Word for word, repeat the entries, minus the pictures.

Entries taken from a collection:
━━━━━━━━

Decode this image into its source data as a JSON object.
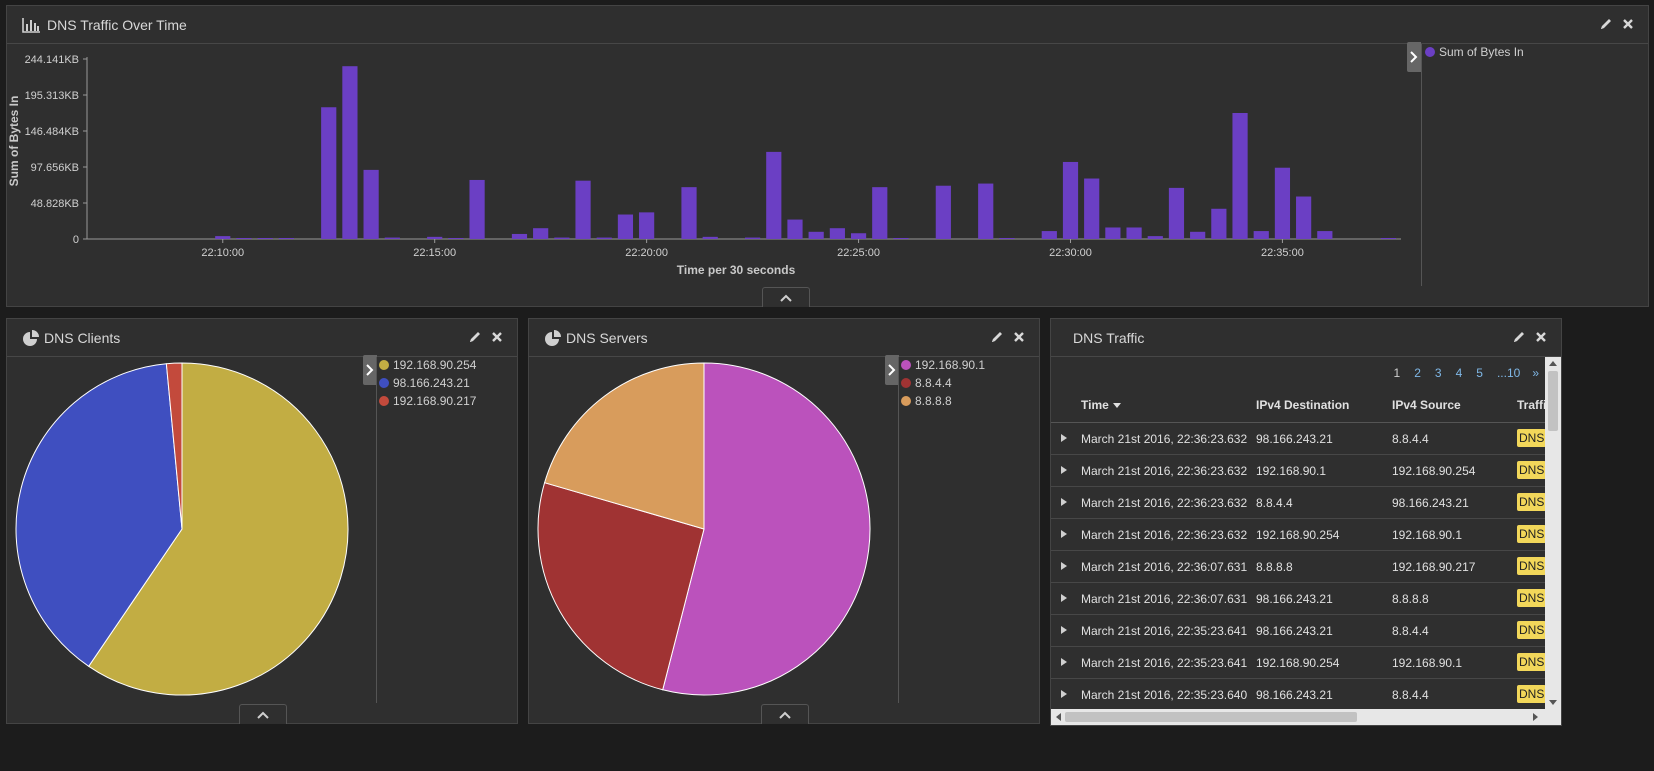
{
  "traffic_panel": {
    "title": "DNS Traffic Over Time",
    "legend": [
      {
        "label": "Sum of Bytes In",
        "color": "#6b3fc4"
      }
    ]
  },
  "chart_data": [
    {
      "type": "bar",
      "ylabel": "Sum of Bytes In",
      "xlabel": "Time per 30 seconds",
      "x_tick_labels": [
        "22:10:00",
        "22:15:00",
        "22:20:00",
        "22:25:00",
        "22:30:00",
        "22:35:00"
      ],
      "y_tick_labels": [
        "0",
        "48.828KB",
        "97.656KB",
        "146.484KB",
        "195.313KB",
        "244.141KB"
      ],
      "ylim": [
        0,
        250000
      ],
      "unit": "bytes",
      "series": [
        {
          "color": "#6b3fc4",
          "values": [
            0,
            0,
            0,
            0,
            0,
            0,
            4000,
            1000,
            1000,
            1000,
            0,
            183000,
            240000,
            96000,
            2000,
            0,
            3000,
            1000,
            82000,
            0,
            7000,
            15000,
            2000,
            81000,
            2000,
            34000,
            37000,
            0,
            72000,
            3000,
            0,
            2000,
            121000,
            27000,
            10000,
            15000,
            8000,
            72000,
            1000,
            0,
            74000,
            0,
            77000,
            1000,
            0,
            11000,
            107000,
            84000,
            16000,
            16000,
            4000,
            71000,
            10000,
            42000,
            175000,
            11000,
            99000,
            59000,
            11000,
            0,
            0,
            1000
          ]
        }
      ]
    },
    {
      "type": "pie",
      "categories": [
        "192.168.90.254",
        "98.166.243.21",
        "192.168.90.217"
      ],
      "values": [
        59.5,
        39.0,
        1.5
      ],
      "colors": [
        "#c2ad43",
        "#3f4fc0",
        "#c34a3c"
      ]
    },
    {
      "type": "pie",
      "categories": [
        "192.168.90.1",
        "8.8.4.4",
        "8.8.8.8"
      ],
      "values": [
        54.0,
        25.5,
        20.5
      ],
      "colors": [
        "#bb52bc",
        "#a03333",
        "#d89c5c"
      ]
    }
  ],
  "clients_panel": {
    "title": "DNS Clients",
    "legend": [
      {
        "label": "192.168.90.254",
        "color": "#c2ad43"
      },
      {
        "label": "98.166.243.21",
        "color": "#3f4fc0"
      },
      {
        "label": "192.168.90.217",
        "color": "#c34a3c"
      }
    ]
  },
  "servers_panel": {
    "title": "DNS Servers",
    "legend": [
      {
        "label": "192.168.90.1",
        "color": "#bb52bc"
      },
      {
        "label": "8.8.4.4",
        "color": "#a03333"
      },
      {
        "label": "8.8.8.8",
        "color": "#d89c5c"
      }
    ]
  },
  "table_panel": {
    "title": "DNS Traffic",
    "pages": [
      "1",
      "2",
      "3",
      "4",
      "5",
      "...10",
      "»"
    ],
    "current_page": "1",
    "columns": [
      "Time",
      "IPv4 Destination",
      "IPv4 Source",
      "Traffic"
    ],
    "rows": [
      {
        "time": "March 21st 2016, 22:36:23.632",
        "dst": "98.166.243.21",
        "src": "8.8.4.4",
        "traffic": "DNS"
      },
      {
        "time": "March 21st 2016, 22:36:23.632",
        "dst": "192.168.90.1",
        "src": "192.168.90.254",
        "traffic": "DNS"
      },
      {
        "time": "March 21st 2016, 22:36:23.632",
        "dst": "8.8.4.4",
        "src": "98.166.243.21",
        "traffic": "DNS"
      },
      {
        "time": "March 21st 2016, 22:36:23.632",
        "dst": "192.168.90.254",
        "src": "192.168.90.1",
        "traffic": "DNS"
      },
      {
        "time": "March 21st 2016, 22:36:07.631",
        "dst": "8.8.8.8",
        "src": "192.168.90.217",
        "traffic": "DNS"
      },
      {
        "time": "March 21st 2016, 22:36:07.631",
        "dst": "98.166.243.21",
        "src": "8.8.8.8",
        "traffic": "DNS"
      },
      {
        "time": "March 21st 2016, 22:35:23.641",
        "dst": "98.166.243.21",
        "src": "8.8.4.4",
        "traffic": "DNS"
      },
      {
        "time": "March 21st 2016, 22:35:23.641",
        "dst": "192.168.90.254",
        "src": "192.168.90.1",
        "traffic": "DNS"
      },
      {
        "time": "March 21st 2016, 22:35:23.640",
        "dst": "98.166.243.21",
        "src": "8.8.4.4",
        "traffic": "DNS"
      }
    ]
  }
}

━━━━━━━━

● WRITTEN SOLUTION
Decode this image into its source data as a JSON object.
{
  "traffic_panel": {
    "title": "DNS Traffic Over Time",
    "legend": [
      {
        "label": "Sum of Bytes In",
        "color": "#6b3fc4"
      }
    ]
  },
  "chart_data": [
    {
      "type": "bar",
      "ylabel": "Sum of Bytes In",
      "xlabel": "Time per 30 seconds",
      "x_tick_labels": [
        "22:10:00",
        "22:15:00",
        "22:20:00",
        "22:25:00",
        "22:30:00",
        "22:35:00"
      ],
      "y_tick_labels": [
        "0",
        "48.828KB",
        "97.656KB",
        "146.484KB",
        "195.313KB",
        "244.141KB"
      ],
      "ylim": [
        0,
        250000
      ],
      "unit": "bytes",
      "series": [
        {
          "color": "#6b3fc4",
          "values": [
            0,
            0,
            0,
            0,
            0,
            0,
            4000,
            1000,
            1000,
            1000,
            0,
            183000,
            240000,
            96000,
            2000,
            0,
            3000,
            1000,
            82000,
            0,
            7000,
            15000,
            2000,
            81000,
            2000,
            34000,
            37000,
            0,
            72000,
            3000,
            0,
            2000,
            121000,
            27000,
            10000,
            15000,
            8000,
            72000,
            1000,
            0,
            74000,
            0,
            77000,
            1000,
            0,
            11000,
            107000,
            84000,
            16000,
            16000,
            4000,
            71000,
            10000,
            42000,
            175000,
            11000,
            99000,
            59000,
            11000,
            0,
            0,
            1000
          ]
        }
      ]
    },
    {
      "type": "pie",
      "categories": [
        "192.168.90.254",
        "98.166.243.21",
        "192.168.90.217"
      ],
      "values": [
        59.5,
        39.0,
        1.5
      ],
      "colors": [
        "#c2ad43",
        "#3f4fc0",
        "#c34a3c"
      ]
    },
    {
      "type": "pie",
      "categories": [
        "192.168.90.1",
        "8.8.4.4",
        "8.8.8.8"
      ],
      "values": [
        54.0,
        25.5,
        20.5
      ],
      "colors": [
        "#bb52bc",
        "#a03333",
        "#d89c5c"
      ]
    }
  ],
  "clients_panel": {
    "title": "DNS Clients",
    "legend": [
      {
        "label": "192.168.90.254",
        "color": "#c2ad43"
      },
      {
        "label": "98.166.243.21",
        "color": "#3f4fc0"
      },
      {
        "label": "192.168.90.217",
        "color": "#c34a3c"
      }
    ]
  },
  "servers_panel": {
    "title": "DNS Servers",
    "legend": [
      {
        "label": "192.168.90.1",
        "color": "#bb52bc"
      },
      {
        "label": "8.8.4.4",
        "color": "#a03333"
      },
      {
        "label": "8.8.8.8",
        "color": "#d89c5c"
      }
    ]
  },
  "table_panel": {
    "title": "DNS Traffic",
    "pages": [
      "1",
      "2",
      "3",
      "4",
      "5",
      "...10",
      "»"
    ],
    "current_page": "1",
    "columns": [
      "Time",
      "IPv4 Destination",
      "IPv4 Source",
      "Traffic"
    ],
    "rows": [
      {
        "time": "March 21st 2016, 22:36:23.632",
        "dst": "98.166.243.21",
        "src": "8.8.4.4",
        "traffic": "DNS"
      },
      {
        "time": "March 21st 2016, 22:36:23.632",
        "dst": "192.168.90.1",
        "src": "192.168.90.254",
        "traffic": "DNS"
      },
      {
        "time": "March 21st 2016, 22:36:23.632",
        "dst": "8.8.4.4",
        "src": "98.166.243.21",
        "traffic": "DNS"
      },
      {
        "time": "March 21st 2016, 22:36:23.632",
        "dst": "192.168.90.254",
        "src": "192.168.90.1",
        "traffic": "DNS"
      },
      {
        "time": "March 21st 2016, 22:36:07.631",
        "dst": "8.8.8.8",
        "src": "192.168.90.217",
        "traffic": "DNS"
      },
      {
        "time": "March 21st 2016, 22:36:07.631",
        "dst": "98.166.243.21",
        "src": "8.8.8.8",
        "traffic": "DNS"
      },
      {
        "time": "March 21st 2016, 22:35:23.641",
        "dst": "98.166.243.21",
        "src": "8.8.4.4",
        "traffic": "DNS"
      },
      {
        "time": "March 21st 2016, 22:35:23.641",
        "dst": "192.168.90.254",
        "src": "192.168.90.1",
        "traffic": "DNS"
      },
      {
        "time": "March 21st 2016, 22:35:23.640",
        "dst": "98.166.243.21",
        "src": "8.8.4.4",
        "traffic": "DNS"
      }
    ]
  }
}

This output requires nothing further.